::: SUPPLIED MATERIAL

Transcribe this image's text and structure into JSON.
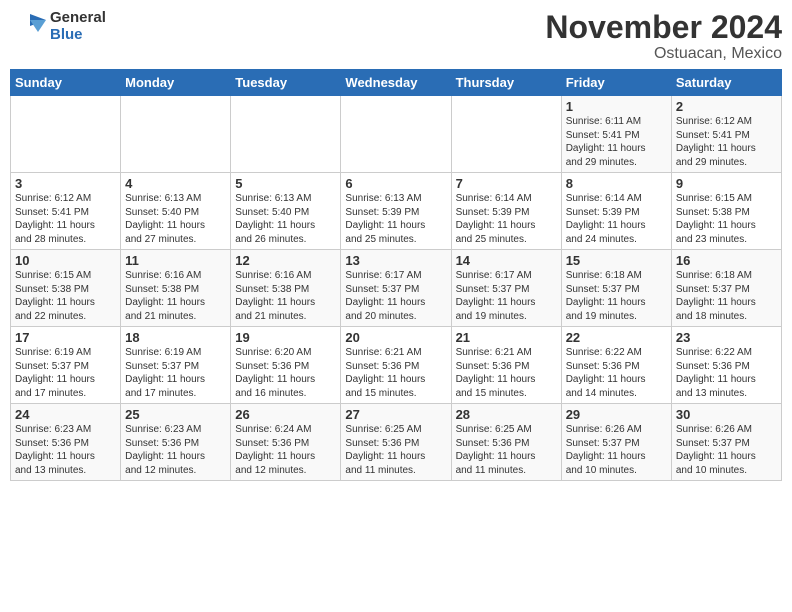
{
  "header": {
    "logo_general": "General",
    "logo_blue": "Blue",
    "month": "November 2024",
    "location": "Ostuacan, Mexico"
  },
  "weekdays": [
    "Sunday",
    "Monday",
    "Tuesday",
    "Wednesday",
    "Thursday",
    "Friday",
    "Saturday"
  ],
  "weeks": [
    [
      {
        "day": "",
        "info": ""
      },
      {
        "day": "",
        "info": ""
      },
      {
        "day": "",
        "info": ""
      },
      {
        "day": "",
        "info": ""
      },
      {
        "day": "",
        "info": ""
      },
      {
        "day": "1",
        "info": "Sunrise: 6:11 AM\nSunset: 5:41 PM\nDaylight: 11 hours\nand 29 minutes."
      },
      {
        "day": "2",
        "info": "Sunrise: 6:12 AM\nSunset: 5:41 PM\nDaylight: 11 hours\nand 29 minutes."
      }
    ],
    [
      {
        "day": "3",
        "info": "Sunrise: 6:12 AM\nSunset: 5:41 PM\nDaylight: 11 hours\nand 28 minutes."
      },
      {
        "day": "4",
        "info": "Sunrise: 6:13 AM\nSunset: 5:40 PM\nDaylight: 11 hours\nand 27 minutes."
      },
      {
        "day": "5",
        "info": "Sunrise: 6:13 AM\nSunset: 5:40 PM\nDaylight: 11 hours\nand 26 minutes."
      },
      {
        "day": "6",
        "info": "Sunrise: 6:13 AM\nSunset: 5:39 PM\nDaylight: 11 hours\nand 25 minutes."
      },
      {
        "day": "7",
        "info": "Sunrise: 6:14 AM\nSunset: 5:39 PM\nDaylight: 11 hours\nand 25 minutes."
      },
      {
        "day": "8",
        "info": "Sunrise: 6:14 AM\nSunset: 5:39 PM\nDaylight: 11 hours\nand 24 minutes."
      },
      {
        "day": "9",
        "info": "Sunrise: 6:15 AM\nSunset: 5:38 PM\nDaylight: 11 hours\nand 23 minutes."
      }
    ],
    [
      {
        "day": "10",
        "info": "Sunrise: 6:15 AM\nSunset: 5:38 PM\nDaylight: 11 hours\nand 22 minutes."
      },
      {
        "day": "11",
        "info": "Sunrise: 6:16 AM\nSunset: 5:38 PM\nDaylight: 11 hours\nand 21 minutes."
      },
      {
        "day": "12",
        "info": "Sunrise: 6:16 AM\nSunset: 5:38 PM\nDaylight: 11 hours\nand 21 minutes."
      },
      {
        "day": "13",
        "info": "Sunrise: 6:17 AM\nSunset: 5:37 PM\nDaylight: 11 hours\nand 20 minutes."
      },
      {
        "day": "14",
        "info": "Sunrise: 6:17 AM\nSunset: 5:37 PM\nDaylight: 11 hours\nand 19 minutes."
      },
      {
        "day": "15",
        "info": "Sunrise: 6:18 AM\nSunset: 5:37 PM\nDaylight: 11 hours\nand 19 minutes."
      },
      {
        "day": "16",
        "info": "Sunrise: 6:18 AM\nSunset: 5:37 PM\nDaylight: 11 hours\nand 18 minutes."
      }
    ],
    [
      {
        "day": "17",
        "info": "Sunrise: 6:19 AM\nSunset: 5:37 PM\nDaylight: 11 hours\nand 17 minutes."
      },
      {
        "day": "18",
        "info": "Sunrise: 6:19 AM\nSunset: 5:37 PM\nDaylight: 11 hours\nand 17 minutes."
      },
      {
        "day": "19",
        "info": "Sunrise: 6:20 AM\nSunset: 5:36 PM\nDaylight: 11 hours\nand 16 minutes."
      },
      {
        "day": "20",
        "info": "Sunrise: 6:21 AM\nSunset: 5:36 PM\nDaylight: 11 hours\nand 15 minutes."
      },
      {
        "day": "21",
        "info": "Sunrise: 6:21 AM\nSunset: 5:36 PM\nDaylight: 11 hours\nand 15 minutes."
      },
      {
        "day": "22",
        "info": "Sunrise: 6:22 AM\nSunset: 5:36 PM\nDaylight: 11 hours\nand 14 minutes."
      },
      {
        "day": "23",
        "info": "Sunrise: 6:22 AM\nSunset: 5:36 PM\nDaylight: 11 hours\nand 13 minutes."
      }
    ],
    [
      {
        "day": "24",
        "info": "Sunrise: 6:23 AM\nSunset: 5:36 PM\nDaylight: 11 hours\nand 13 minutes."
      },
      {
        "day": "25",
        "info": "Sunrise: 6:23 AM\nSunset: 5:36 PM\nDaylight: 11 hours\nand 12 minutes."
      },
      {
        "day": "26",
        "info": "Sunrise: 6:24 AM\nSunset: 5:36 PM\nDaylight: 11 hours\nand 12 minutes."
      },
      {
        "day": "27",
        "info": "Sunrise: 6:25 AM\nSunset: 5:36 PM\nDaylight: 11 hours\nand 11 minutes."
      },
      {
        "day": "28",
        "info": "Sunrise: 6:25 AM\nSunset: 5:36 PM\nDaylight: 11 hours\nand 11 minutes."
      },
      {
        "day": "29",
        "info": "Sunrise: 6:26 AM\nSunset: 5:37 PM\nDaylight: 11 hours\nand 10 minutes."
      },
      {
        "day": "30",
        "info": "Sunrise: 6:26 AM\nSunset: 5:37 PM\nDaylight: 11 hours\nand 10 minutes."
      }
    ]
  ]
}
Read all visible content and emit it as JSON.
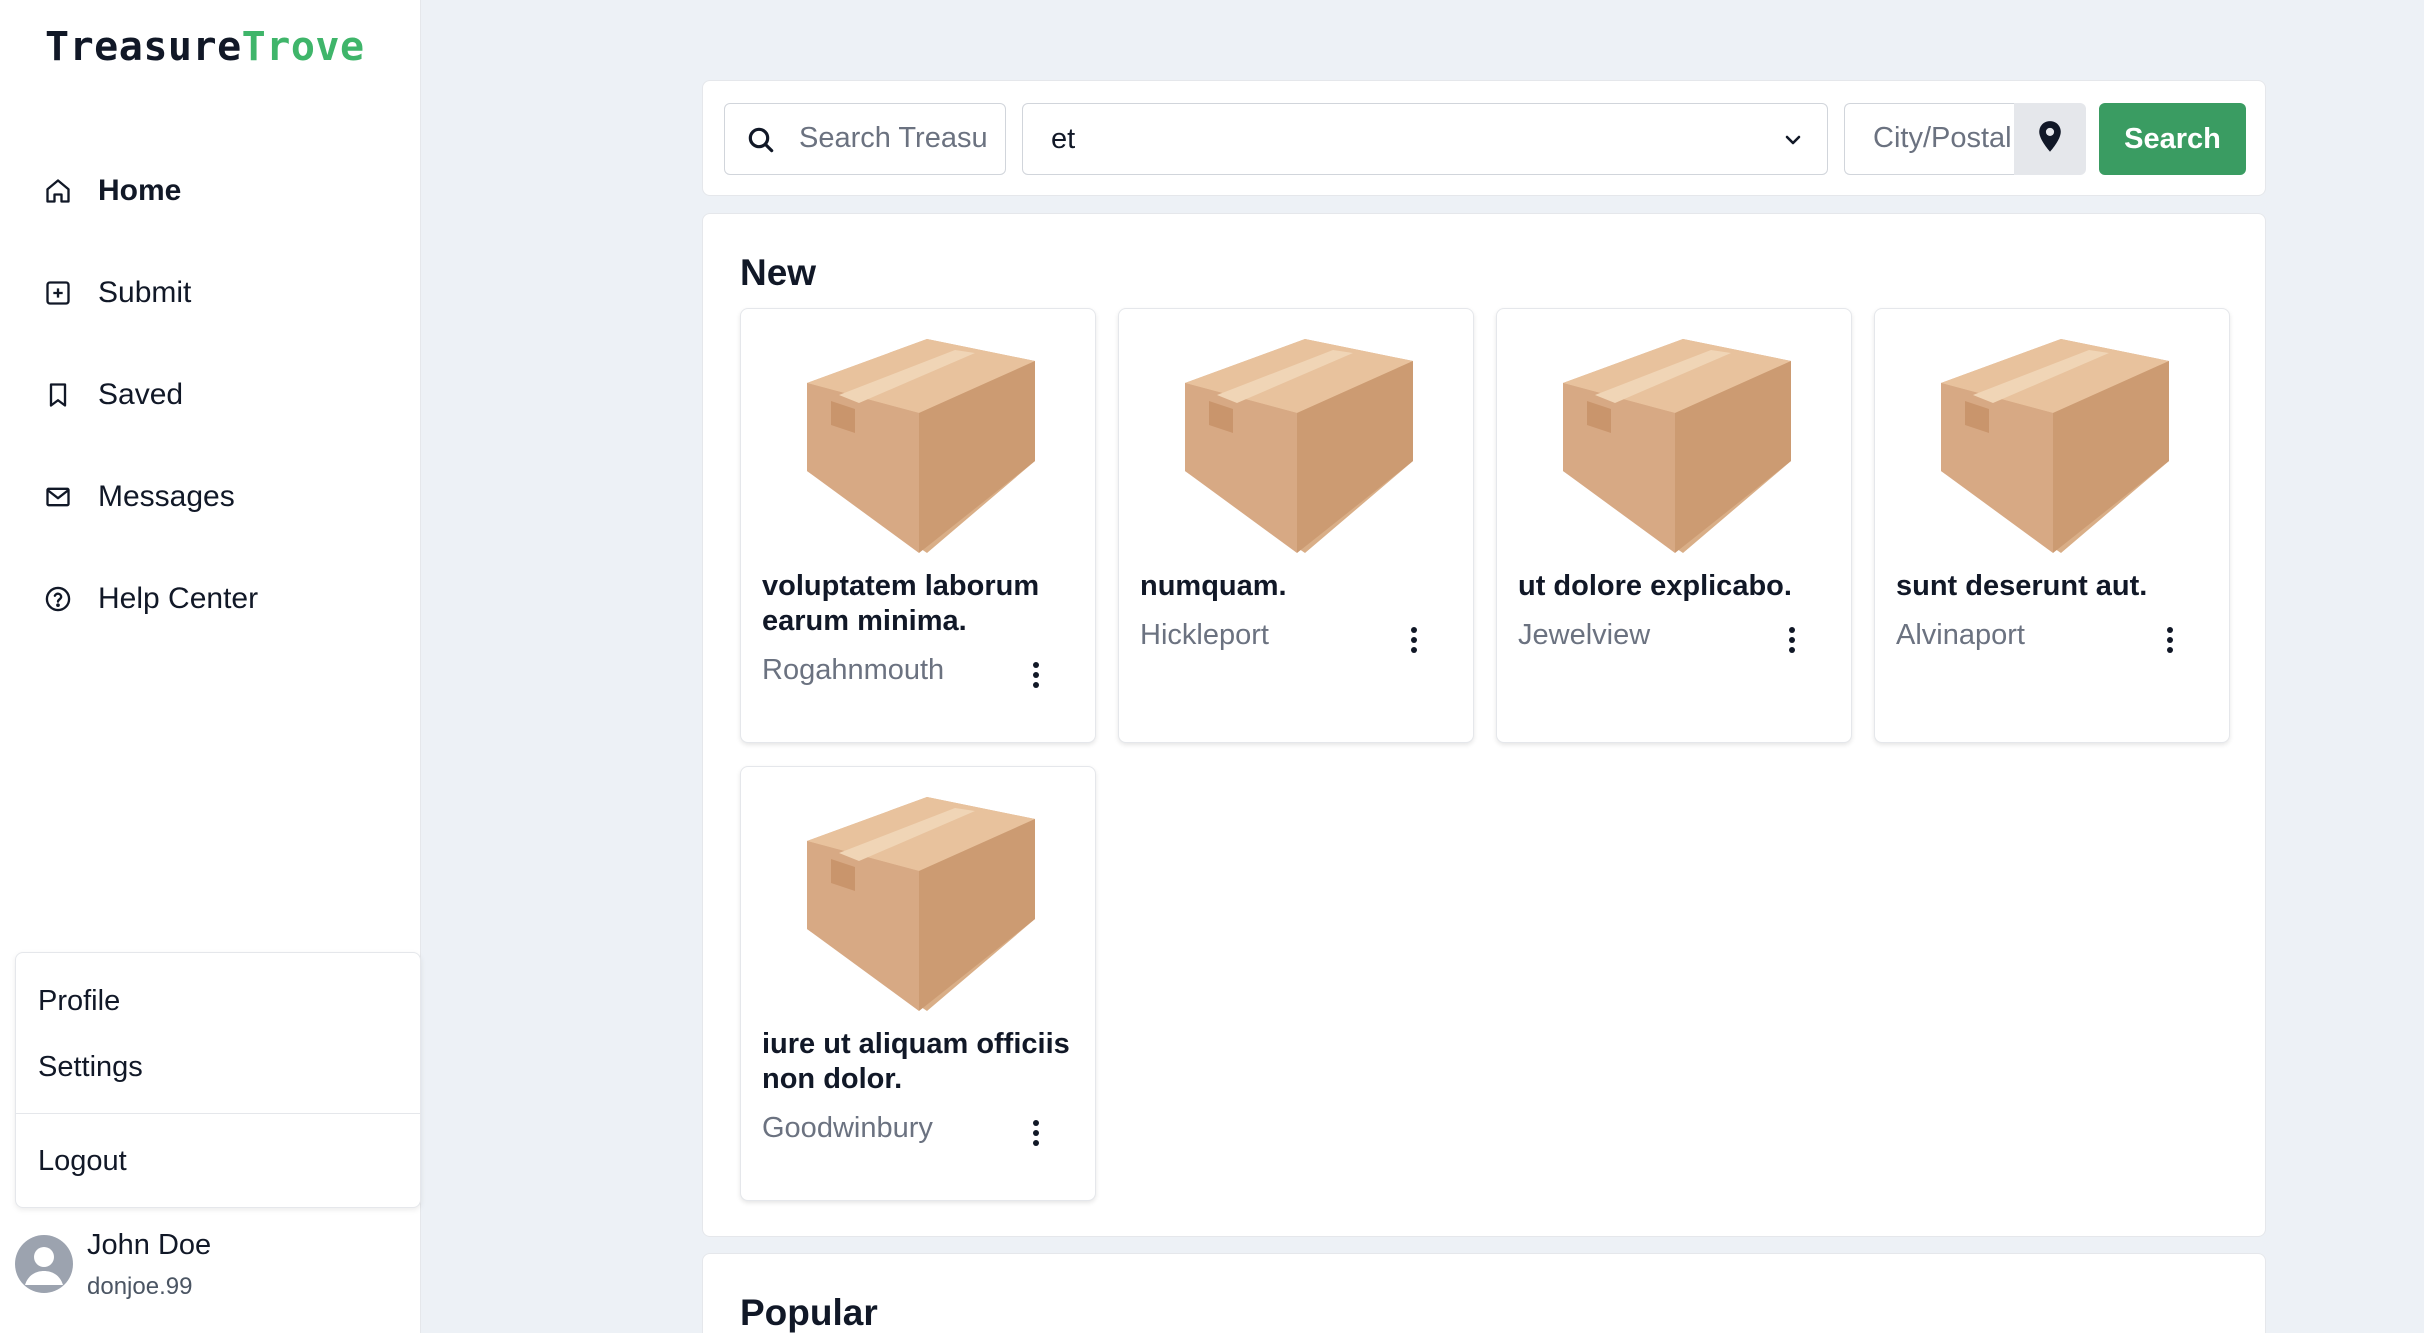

::::::

» **SHORT TASK**
Select, from the listing, all lines that include the word "JSON".

» **SOLVED PROBLEM**
Transcribe this image's text and structure into JSON.
Read all visible content and emit it as JSON.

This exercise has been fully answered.